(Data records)
-=-=-

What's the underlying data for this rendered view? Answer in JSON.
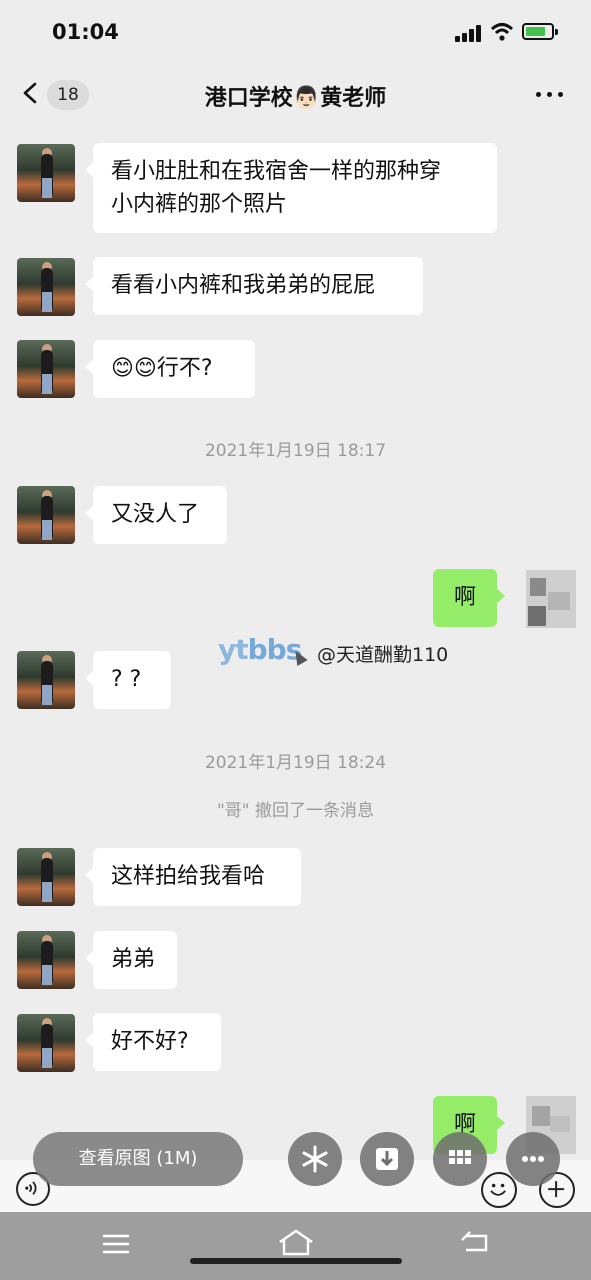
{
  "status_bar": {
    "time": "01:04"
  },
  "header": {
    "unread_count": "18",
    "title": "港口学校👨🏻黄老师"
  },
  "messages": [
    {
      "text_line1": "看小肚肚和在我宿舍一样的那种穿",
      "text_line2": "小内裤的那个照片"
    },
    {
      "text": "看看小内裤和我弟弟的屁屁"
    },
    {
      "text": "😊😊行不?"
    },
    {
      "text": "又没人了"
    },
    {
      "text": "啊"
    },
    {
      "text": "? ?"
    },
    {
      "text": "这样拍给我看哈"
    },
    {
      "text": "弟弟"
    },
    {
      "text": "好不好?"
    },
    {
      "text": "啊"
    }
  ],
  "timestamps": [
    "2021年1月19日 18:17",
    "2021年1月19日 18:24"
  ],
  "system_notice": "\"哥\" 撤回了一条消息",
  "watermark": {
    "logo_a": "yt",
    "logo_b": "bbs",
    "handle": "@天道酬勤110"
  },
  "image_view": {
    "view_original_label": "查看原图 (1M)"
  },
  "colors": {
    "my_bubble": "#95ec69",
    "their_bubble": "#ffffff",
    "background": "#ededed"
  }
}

-=-=-

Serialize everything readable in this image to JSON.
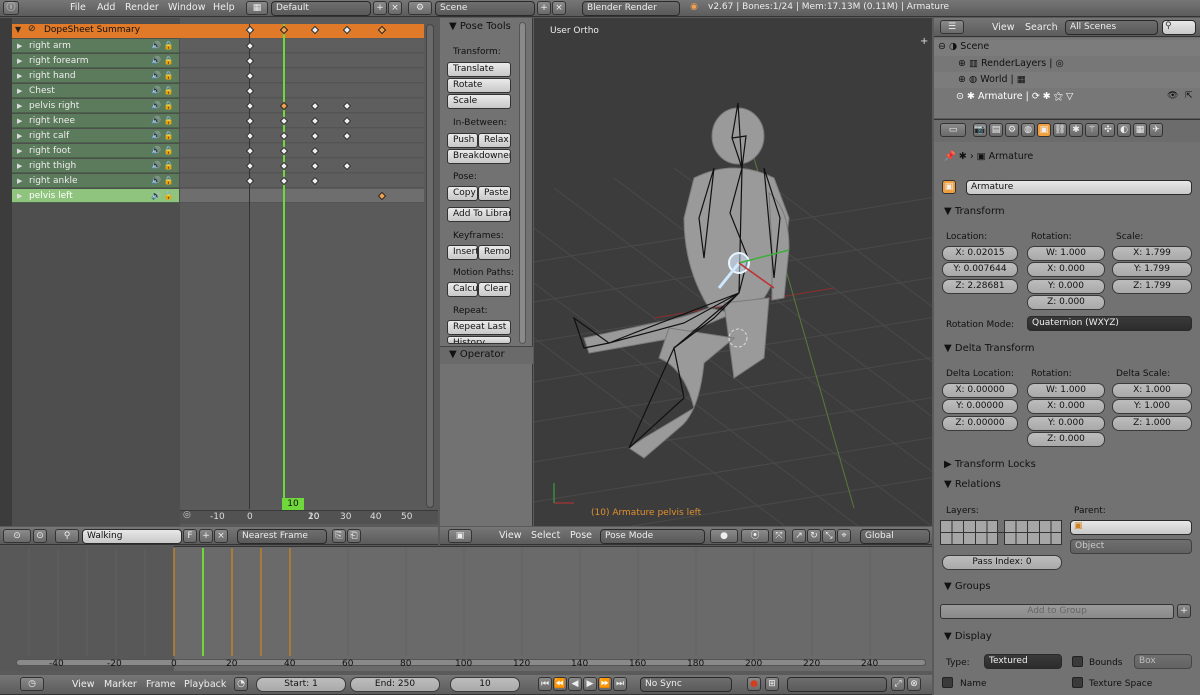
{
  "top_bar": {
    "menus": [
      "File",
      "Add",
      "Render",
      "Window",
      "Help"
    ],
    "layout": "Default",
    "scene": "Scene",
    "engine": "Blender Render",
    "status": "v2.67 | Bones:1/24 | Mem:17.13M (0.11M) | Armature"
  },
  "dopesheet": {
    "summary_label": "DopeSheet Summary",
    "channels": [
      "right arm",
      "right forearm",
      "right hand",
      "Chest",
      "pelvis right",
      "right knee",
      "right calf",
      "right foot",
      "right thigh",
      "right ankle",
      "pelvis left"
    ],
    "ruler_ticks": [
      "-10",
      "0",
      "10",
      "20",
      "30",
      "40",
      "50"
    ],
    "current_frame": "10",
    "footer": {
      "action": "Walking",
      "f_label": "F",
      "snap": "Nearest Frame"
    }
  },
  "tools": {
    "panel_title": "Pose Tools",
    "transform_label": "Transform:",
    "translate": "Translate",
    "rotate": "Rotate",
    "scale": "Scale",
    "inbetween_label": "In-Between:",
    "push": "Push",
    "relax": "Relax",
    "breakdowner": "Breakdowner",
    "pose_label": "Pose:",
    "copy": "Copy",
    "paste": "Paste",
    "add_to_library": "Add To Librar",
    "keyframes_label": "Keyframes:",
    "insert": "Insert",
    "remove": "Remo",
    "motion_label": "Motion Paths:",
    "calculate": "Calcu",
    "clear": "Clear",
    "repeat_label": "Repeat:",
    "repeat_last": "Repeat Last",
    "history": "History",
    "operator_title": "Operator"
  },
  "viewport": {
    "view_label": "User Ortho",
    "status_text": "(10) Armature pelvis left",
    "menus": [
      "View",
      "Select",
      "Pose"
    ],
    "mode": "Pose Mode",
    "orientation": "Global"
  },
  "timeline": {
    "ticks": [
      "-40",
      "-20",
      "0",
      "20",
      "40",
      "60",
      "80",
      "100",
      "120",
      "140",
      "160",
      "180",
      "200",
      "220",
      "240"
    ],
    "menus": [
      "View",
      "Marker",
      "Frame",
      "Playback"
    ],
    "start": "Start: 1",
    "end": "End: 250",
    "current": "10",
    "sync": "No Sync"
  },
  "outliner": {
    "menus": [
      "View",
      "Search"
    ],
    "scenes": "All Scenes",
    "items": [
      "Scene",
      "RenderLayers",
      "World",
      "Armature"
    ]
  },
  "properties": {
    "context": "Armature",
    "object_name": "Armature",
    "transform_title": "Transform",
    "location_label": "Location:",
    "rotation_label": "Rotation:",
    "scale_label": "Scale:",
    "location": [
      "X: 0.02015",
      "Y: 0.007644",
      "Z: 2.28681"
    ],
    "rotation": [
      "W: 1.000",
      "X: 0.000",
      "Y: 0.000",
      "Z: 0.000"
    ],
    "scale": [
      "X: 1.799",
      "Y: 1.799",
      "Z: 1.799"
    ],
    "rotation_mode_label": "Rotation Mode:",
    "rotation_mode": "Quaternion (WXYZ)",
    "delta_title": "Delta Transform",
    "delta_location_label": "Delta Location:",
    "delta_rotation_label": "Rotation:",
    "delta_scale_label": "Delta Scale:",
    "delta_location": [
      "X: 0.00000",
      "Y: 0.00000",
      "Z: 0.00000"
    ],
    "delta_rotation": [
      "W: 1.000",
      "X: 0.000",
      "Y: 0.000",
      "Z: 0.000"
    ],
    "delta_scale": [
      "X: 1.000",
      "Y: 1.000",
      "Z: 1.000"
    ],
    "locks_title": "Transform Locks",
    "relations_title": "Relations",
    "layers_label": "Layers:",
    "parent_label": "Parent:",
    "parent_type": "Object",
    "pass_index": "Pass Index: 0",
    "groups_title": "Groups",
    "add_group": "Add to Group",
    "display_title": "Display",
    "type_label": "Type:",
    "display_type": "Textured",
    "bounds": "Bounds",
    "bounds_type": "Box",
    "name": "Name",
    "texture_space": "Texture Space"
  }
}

-=-=-

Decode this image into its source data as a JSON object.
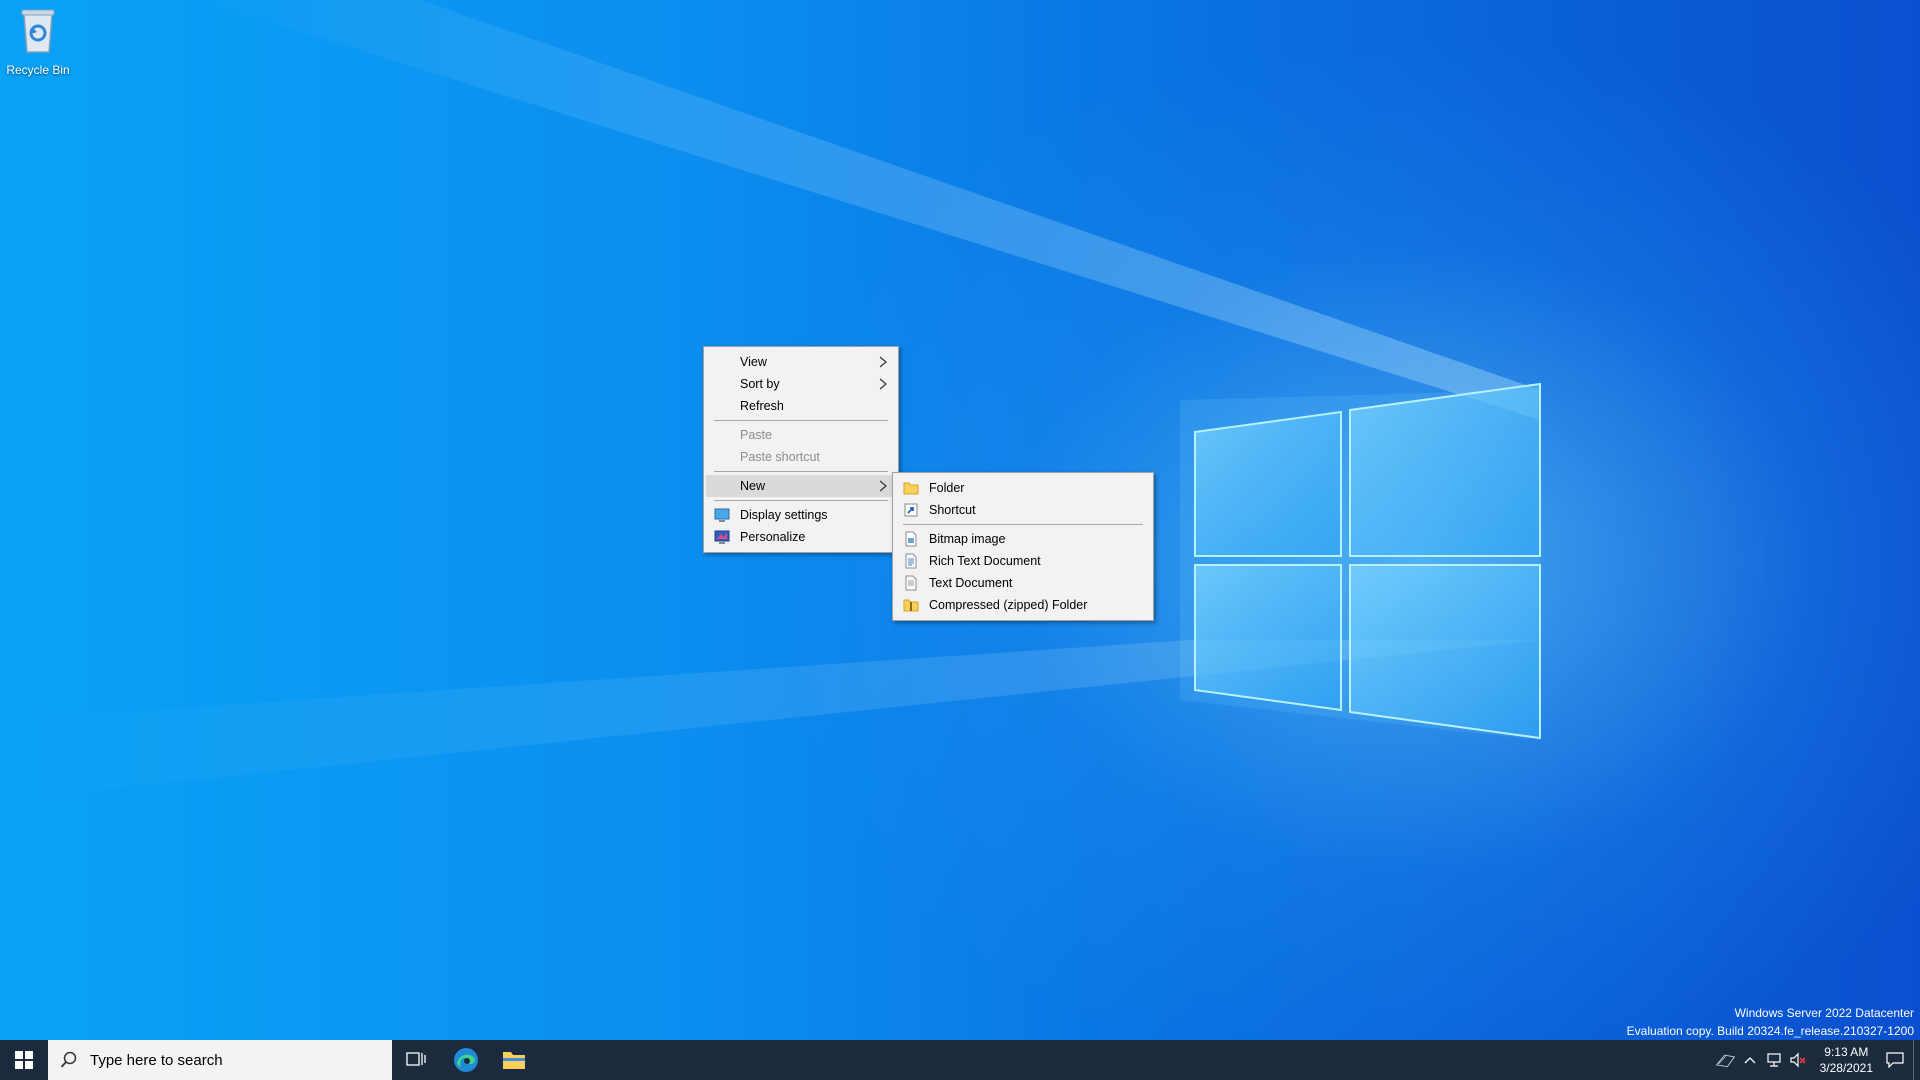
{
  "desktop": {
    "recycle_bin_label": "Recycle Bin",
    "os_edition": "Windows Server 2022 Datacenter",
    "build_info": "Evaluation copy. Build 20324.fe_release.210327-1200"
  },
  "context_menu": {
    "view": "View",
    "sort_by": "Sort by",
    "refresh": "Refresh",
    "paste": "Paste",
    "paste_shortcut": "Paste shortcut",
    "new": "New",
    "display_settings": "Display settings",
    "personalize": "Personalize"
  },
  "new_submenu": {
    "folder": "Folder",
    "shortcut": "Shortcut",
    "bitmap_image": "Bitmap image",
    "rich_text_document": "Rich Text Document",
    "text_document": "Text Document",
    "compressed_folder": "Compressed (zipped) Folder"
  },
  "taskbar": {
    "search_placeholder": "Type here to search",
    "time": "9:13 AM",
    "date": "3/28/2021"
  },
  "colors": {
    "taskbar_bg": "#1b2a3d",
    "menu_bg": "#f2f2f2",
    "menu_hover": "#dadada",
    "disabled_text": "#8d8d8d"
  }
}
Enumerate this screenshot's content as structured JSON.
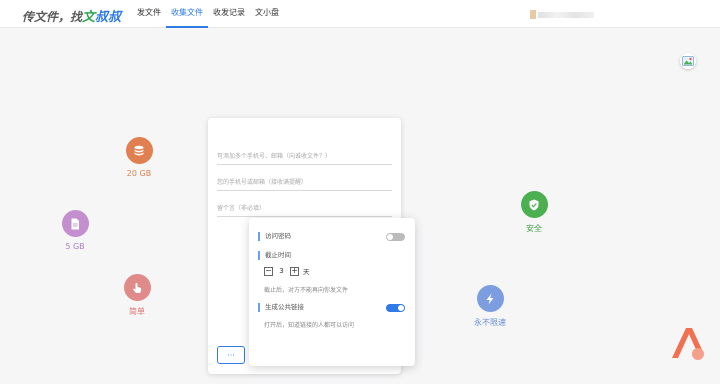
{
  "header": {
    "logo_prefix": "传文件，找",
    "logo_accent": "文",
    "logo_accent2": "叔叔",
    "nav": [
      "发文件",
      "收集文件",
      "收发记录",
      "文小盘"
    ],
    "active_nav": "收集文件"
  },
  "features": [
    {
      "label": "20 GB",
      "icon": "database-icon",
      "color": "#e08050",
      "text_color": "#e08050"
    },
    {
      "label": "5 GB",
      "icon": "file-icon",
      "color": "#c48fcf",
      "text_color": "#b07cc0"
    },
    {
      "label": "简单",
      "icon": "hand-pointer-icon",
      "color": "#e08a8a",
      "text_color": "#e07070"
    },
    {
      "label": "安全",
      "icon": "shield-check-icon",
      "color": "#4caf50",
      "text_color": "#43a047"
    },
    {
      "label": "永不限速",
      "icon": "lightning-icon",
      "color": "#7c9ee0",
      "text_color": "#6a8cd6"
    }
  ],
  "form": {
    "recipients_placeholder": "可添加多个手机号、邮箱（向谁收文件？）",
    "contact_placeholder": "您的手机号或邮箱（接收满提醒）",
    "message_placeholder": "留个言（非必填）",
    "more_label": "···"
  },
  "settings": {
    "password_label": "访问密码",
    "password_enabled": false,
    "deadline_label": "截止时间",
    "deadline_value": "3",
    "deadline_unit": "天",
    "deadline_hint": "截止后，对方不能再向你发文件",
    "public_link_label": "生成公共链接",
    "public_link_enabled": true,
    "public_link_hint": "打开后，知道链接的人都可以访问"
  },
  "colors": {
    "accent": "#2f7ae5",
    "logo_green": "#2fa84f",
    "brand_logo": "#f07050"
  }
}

-=-=-

(WHAT IS REQUIRED):
Only the number is required: the count of lines containing the word "left".

(EXERCISE RESPONSE):
2